WORK REQUIRED: Copy the data precisely, character for character, and leave out every picture.

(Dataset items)
(begin)

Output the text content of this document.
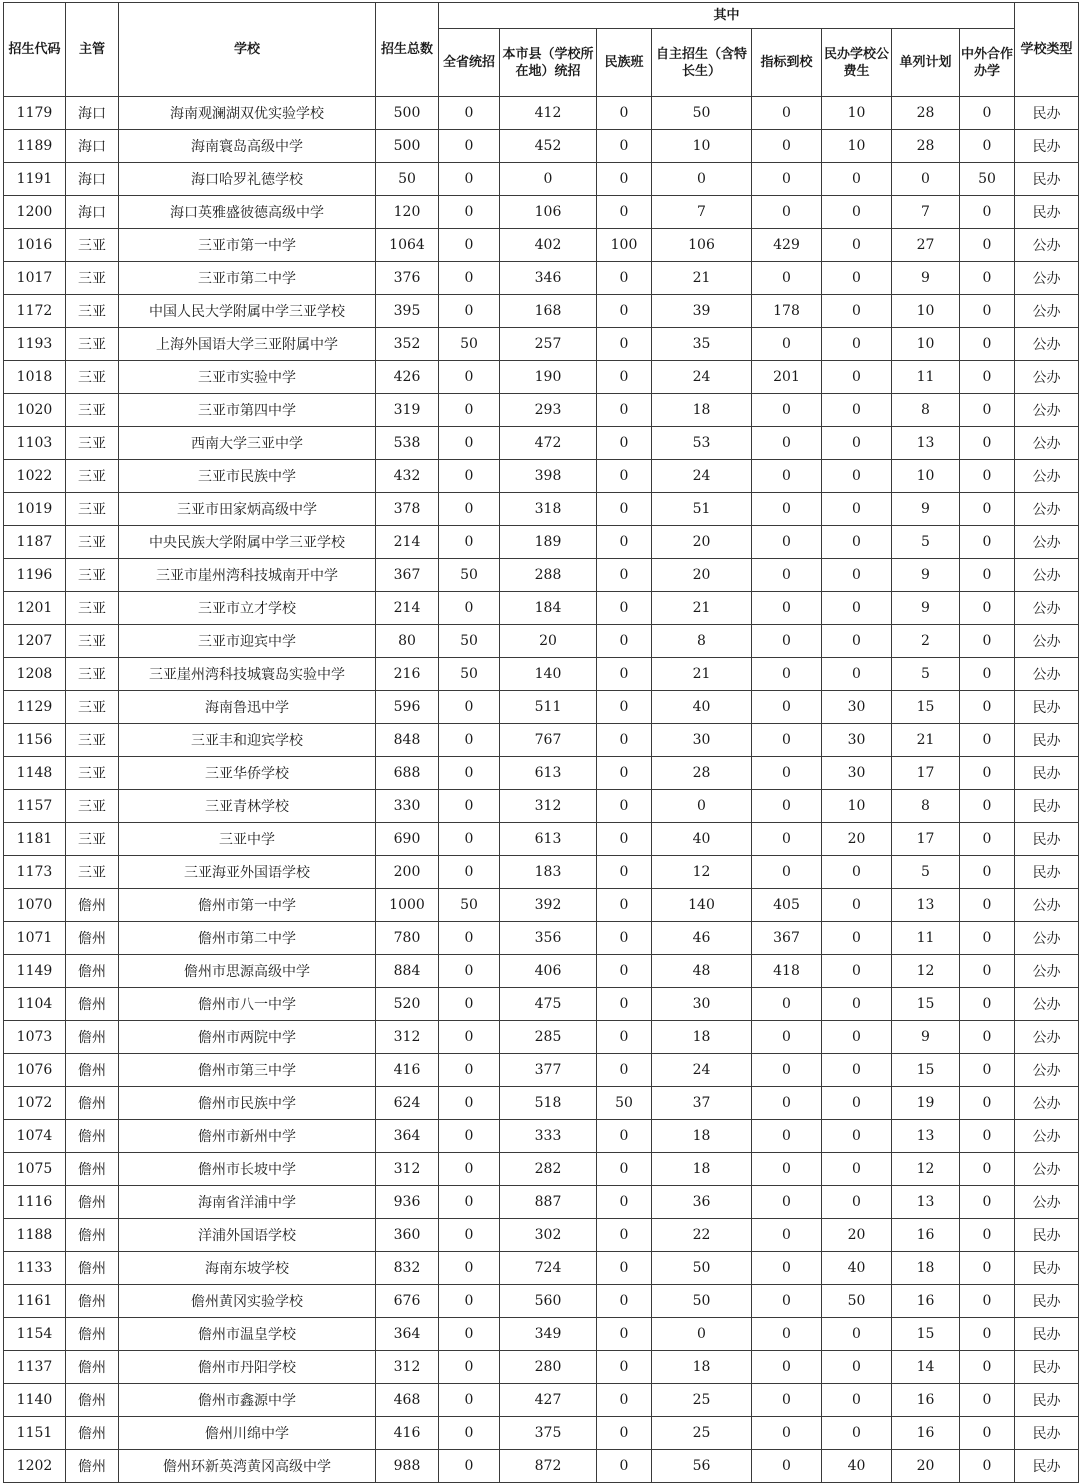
招生代码	主管	学校	招生总数	其中								学校类型
				全省统招	本市县（学校所在地）统招	民族班	自主招生（含特长生）	指标到校	民办学校公费生	单列计划	中外合作办学	
1179	海口	海南观澜湖双优实验学校	500	0	412	0	50	0	10	28	0	民办
1189	海口	海南寰岛高级中学	500	0	452	0	10	0	10	28	0	民办
1191	海口	海口哈罗礼德学校	50	0	0	0	0	0	0	0	50	民办
1200	海口	海口英雅盛彼德高级中学	120	0	106	0	7	0	0	7	0	民办
1016	三亚	三亚市第一中学	1064	0	402	100	106	429	0	27	0	公办
1017	三亚	三亚市第二中学	376	0	346	0	21	0	0	9	0	公办
1172	三亚	中国人民大学附属中学三亚学校	395	0	168	0	39	178	0	10	0	公办
1193	三亚	上海外国语大学三亚附属中学	352	50	257	0	35	0	0	10	0	公办
1018	三亚	三亚市实验中学	426	0	190	0	24	201	0	11	0	公办
1020	三亚	三亚市第四中学	319	0	293	0	18	0	0	8	0	公办
1103	三亚	西南大学三亚中学	538	0	472	0	53	0	0	13	0	公办
1022	三亚	三亚市民族中学	432	0	398	0	24	0	0	10	0	公办
1019	三亚	三亚市田家炳高级中学	378	0	318	0	51	0	0	9	0	公办
1187	三亚	中央民族大学附属中学三亚学校	214	0	189	0	20	0	0	5	0	公办
1196	三亚	三亚市崖州湾科技城南开中学	367	50	288	0	20	0	0	9	0	公办
1201	三亚	三亚市立才学校	214	0	184	0	21	0	0	9	0	公办
1207	三亚	三亚市迎宾中学	80	50	20	0	8	0	0	2	0	公办
1208	三亚	三亚崖州湾科技城寰岛实验中学	216	50	140	0	21	0	0	5	0	公办
1129	三亚	海南鲁迅中学	596	0	511	0	40	0	30	15	0	民办
1156	三亚	三亚丰和迎宾学校	848	0	767	0	30	0	30	21	0	民办
1148	三亚	三亚华侨学校	688	0	613	0	28	0	30	17	0	民办
1157	三亚	三亚青林学校	330	0	312	0	0	0	10	8	0	民办
1181	三亚	三亚中学	690	0	613	0	40	0	20	17	0	民办
1173	三亚	三亚海亚外国语学校	200	0	183	0	12	0	0	5	0	民办
1070	儋州	儋州市第一中学	1000	50	392	0	140	405	0	13	0	公办
1071	儋州	儋州市第二中学	780	0	356	0	46	367	0	11	0	公办
1149	儋州	儋州市思源高级中学	884	0	406	0	48	418	0	12	0	公办
1104	儋州	儋州市八一中学	520	0	475	0	30	0	0	15	0	公办
1073	儋州	儋州市两院中学	312	0	285	0	18	0	0	9	0	公办
1076	儋州	儋州市第三中学	416	0	377	0	24	0	0	15	0	公办
1072	儋州	儋州市民族中学	624	0	518	50	37	0	0	19	0	公办
1074	儋州	儋州市新州中学	364	0	333	0	18	0	0	13	0	公办
1075	儋州	儋州市长坡中学	312	0	282	0	18	0	0	12	0	公办
1116	儋州	海南省洋浦中学	936	0	887	0	36	0	0	13	0	公办
1188	儋州	洋浦外国语学校	360	0	302	0	22	0	20	16	0	民办
1133	儋州	海南东坡学校	832	0	724	0	50	0	40	18	0	民办
1161	儋州	儋州黄冈实验学校	676	0	560	0	50	0	50	16	0	民办
1154	儋州	儋州市温皇学校	364	0	349	0	0	0	0	15	0	民办
1137	儋州	儋州市丹阳学校	312	0	280	0	18	0	0	14	0	民办
1140	儋州	儋州市鑫源中学	468	0	427	0	25	0	0	16	0	民办
1151	儋州	儋州川绵中学	416	0	375	0	25	0	0	16	0	民办
1202	儋州	儋州环新英湾黄冈高级中学	988	0	872	0	56	0	40	20	0	民办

(end)

ANSWER TO THIS PROBLEM:
Output the text content of this document.
招生代码	主管	学校	招生总数	其中								学校类型
				全省统招	本市县（学校所在地）统招	民族班	自主招生（含特长生）	指标到校	民办学校公费生	单列计划	中外合作办学	
1179	海口	海南观澜湖双优实验学校	500	0	412	0	50	0	10	28	0	民办
1189	海口	海南寰岛高级中学	500	0	452	0	10	0	10	28	0	民办
1191	海口	海口哈罗礼德学校	50	0	0	0	0	0	0	0	50	民办
1200	海口	海口英雅盛彼德高级中学	120	0	106	0	7	0	0	7	0	民办
1016	三亚	三亚市第一中学	1064	0	402	100	106	429	0	27	0	公办
1017	三亚	三亚市第二中学	376	0	346	0	21	0	0	9	0	公办
1172	三亚	中国人民大学附属中学三亚学校	395	0	168	0	39	178	0	10	0	公办
1193	三亚	上海外国语大学三亚附属中学	352	50	257	0	35	0	0	10	0	公办
1018	三亚	三亚市实验中学	426	0	190	0	24	201	0	11	0	公办
1020	三亚	三亚市第四中学	319	0	293	0	18	0	0	8	0	公办
1103	三亚	西南大学三亚中学	538	0	472	0	53	0	0	13	0	公办
1022	三亚	三亚市民族中学	432	0	398	0	24	0	0	10	0	公办
1019	三亚	三亚市田家炳高级中学	378	0	318	0	51	0	0	9	0	公办
1187	三亚	中央民族大学附属中学三亚学校	214	0	189	0	20	0	0	5	0	公办
1196	三亚	三亚市崖州湾科技城南开中学	367	50	288	0	20	0	0	9	0	公办
1201	三亚	三亚市立才学校	214	0	184	0	21	0	0	9	0	公办
1207	三亚	三亚市迎宾中学	80	50	20	0	8	0	0	2	0	公办
1208	三亚	三亚崖州湾科技城寰岛实验中学	216	50	140	0	21	0	0	5	0	公办
1129	三亚	海南鲁迅中学	596	0	511	0	40	0	30	15	0	民办
1156	三亚	三亚丰和迎宾学校	848	0	767	0	30	0	30	21	0	民办
1148	三亚	三亚华侨学校	688	0	613	0	28	0	30	17	0	民办
1157	三亚	三亚青林学校	330	0	312	0	0	0	10	8	0	民办
1181	三亚	三亚中学	690	0	613	0	40	0	20	17	0	民办
1173	三亚	三亚海亚外国语学校	200	0	183	0	12	0	0	5	0	民办
1070	儋州	儋州市第一中学	1000	50	392	0	140	405	0	13	0	公办
1071	儋州	儋州市第二中学	780	0	356	0	46	367	0	11	0	公办
1149	儋州	儋州市思源高级中学	884	0	406	0	48	418	0	12	0	公办
1104	儋州	儋州市八一中学	520	0	475	0	30	0	0	15	0	公办
1073	儋州	儋州市两院中学	312	0	285	0	18	0	0	9	0	公办
1076	儋州	儋州市第三中学	416	0	377	0	24	0	0	15	0	公办
1072	儋州	儋州市民族中学	624	0	518	50	37	0	0	19	0	公办
1074	儋州	儋州市新州中学	364	0	333	0	18	0	0	13	0	公办
1075	儋州	儋州市长坡中学	312	0	282	0	18	0	0	12	0	公办
1116	儋州	海南省洋浦中学	936	0	887	0	36	0	0	13	0	公办
1188	儋州	洋浦外国语学校	360	0	302	0	22	0	20	16	0	民办
1133	儋州	海南东坡学校	832	0	724	0	50	0	40	18	0	民办
1161	儋州	儋州黄冈实验学校	676	0	560	0	50	0	50	16	0	民办
1154	儋州	儋州市温皇学校	364	0	349	0	0	0	0	15	0	民办
1137	儋州	儋州市丹阳学校	312	0	280	0	18	0	0	14	0	民办
1140	儋州	儋州市鑫源中学	468	0	427	0	25	0	0	16	0	民办
1151	儋州	儋州川绵中学	416	0	375	0	25	0	0	16	0	民办
1202	儋州	儋州环新英湾黄冈高级中学	988	0	872	0	56	0	40	20	0	民办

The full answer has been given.